** START OF DATA FOR THE TASK **

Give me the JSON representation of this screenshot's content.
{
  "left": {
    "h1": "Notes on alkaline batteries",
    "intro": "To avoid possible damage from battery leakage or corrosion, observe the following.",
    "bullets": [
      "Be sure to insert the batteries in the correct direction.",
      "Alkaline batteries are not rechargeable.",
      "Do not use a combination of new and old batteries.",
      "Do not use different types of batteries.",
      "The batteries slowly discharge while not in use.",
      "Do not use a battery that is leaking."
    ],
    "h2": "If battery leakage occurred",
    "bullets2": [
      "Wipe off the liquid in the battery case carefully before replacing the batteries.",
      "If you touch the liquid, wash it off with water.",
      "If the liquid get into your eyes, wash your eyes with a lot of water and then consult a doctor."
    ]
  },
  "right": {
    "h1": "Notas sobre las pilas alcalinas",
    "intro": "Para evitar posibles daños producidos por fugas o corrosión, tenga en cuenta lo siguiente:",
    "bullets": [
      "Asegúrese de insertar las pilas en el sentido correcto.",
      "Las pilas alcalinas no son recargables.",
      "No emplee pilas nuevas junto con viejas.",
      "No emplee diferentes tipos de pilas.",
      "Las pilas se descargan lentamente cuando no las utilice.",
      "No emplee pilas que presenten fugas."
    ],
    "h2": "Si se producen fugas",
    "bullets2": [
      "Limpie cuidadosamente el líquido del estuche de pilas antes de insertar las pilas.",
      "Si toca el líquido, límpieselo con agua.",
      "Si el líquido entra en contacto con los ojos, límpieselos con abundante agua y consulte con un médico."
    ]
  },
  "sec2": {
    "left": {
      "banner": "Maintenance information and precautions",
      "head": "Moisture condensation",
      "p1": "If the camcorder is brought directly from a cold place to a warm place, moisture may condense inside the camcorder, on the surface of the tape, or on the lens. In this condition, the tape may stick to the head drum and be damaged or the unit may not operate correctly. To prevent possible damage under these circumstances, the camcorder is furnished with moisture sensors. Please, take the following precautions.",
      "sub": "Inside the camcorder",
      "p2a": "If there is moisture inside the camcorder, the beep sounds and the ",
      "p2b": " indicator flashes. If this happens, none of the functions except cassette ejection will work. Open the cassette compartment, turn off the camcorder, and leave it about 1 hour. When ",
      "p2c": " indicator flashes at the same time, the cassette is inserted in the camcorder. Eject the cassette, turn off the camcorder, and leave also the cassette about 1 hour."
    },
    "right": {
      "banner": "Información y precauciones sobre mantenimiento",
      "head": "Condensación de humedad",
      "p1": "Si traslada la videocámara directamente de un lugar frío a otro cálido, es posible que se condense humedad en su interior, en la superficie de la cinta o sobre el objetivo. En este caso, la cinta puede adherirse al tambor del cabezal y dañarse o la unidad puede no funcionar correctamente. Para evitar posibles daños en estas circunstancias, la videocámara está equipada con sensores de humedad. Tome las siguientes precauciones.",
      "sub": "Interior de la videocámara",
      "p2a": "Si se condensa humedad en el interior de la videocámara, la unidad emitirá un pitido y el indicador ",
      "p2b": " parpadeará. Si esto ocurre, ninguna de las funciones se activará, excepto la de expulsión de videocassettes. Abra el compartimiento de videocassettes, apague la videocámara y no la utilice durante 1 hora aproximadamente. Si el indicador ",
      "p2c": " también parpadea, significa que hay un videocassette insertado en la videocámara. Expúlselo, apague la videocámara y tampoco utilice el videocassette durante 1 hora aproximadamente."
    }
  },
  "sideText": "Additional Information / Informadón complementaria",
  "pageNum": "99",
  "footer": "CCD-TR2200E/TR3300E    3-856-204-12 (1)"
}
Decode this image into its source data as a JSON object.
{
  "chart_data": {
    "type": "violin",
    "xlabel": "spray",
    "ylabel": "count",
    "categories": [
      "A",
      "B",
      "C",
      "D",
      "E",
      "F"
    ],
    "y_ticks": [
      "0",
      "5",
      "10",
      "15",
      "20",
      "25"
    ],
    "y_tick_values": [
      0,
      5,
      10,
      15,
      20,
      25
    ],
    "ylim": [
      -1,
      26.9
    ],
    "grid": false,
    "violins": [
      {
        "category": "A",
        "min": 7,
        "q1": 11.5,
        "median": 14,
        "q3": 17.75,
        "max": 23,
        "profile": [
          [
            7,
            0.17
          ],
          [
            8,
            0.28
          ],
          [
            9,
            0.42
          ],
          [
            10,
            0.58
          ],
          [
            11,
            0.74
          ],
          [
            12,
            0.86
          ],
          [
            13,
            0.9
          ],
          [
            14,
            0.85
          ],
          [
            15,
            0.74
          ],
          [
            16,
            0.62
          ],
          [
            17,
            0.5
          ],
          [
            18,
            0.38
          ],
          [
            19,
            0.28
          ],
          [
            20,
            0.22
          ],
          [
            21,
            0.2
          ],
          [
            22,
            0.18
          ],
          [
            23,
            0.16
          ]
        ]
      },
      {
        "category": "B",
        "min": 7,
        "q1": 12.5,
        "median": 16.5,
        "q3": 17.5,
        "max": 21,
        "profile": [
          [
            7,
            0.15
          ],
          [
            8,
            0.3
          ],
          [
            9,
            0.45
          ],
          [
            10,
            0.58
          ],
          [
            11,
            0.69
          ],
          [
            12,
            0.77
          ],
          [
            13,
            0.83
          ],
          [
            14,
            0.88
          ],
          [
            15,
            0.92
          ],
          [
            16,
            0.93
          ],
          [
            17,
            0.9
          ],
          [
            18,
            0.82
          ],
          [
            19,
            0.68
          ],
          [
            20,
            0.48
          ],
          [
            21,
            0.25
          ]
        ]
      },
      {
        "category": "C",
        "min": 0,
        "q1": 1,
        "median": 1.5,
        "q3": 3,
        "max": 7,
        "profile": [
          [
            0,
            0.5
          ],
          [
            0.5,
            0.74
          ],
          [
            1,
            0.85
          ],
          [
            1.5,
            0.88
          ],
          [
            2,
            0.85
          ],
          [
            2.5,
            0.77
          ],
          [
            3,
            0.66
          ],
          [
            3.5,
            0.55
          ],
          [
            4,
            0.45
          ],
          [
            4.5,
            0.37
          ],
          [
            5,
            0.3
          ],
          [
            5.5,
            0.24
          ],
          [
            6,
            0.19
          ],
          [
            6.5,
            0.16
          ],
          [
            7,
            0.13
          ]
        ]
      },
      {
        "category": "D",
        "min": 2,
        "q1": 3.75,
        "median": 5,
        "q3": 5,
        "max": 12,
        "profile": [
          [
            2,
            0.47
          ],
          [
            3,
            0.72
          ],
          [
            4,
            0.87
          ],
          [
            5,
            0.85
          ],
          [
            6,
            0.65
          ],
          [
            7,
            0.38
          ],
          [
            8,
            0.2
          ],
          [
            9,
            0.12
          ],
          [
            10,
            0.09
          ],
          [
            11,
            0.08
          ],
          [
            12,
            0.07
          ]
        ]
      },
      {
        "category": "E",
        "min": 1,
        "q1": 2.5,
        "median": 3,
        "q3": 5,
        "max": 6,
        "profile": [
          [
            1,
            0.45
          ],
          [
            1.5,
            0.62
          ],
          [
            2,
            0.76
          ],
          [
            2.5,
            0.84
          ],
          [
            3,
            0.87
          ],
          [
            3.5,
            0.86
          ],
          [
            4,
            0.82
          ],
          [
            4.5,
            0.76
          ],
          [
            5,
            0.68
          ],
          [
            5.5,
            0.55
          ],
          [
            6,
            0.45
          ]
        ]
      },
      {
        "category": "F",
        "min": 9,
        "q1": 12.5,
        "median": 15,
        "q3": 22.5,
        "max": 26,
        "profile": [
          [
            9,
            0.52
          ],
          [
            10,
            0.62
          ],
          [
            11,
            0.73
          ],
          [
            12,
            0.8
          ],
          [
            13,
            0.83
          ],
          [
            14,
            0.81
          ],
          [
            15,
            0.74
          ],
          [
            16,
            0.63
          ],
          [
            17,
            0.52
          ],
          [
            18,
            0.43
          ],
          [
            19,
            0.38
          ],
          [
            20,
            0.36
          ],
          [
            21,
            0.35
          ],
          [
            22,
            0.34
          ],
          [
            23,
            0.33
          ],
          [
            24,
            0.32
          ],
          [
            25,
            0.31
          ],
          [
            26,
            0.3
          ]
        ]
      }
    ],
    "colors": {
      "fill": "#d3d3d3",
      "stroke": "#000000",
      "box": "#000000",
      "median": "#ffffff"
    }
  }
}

** END OF DATA FOR THE TASK **

-- YOUR TASK --
Find the lines holding "liquid" and list every one.

-- WRITTEN ANSWER --
      "Wipe off the liquid in the battery case carefully before replacing the batteries.",
      "If you touch the liquid, wash it off with water.",
      "If the liquid get into your eyes, wash your eyes with a lot of water and then consult a doctor."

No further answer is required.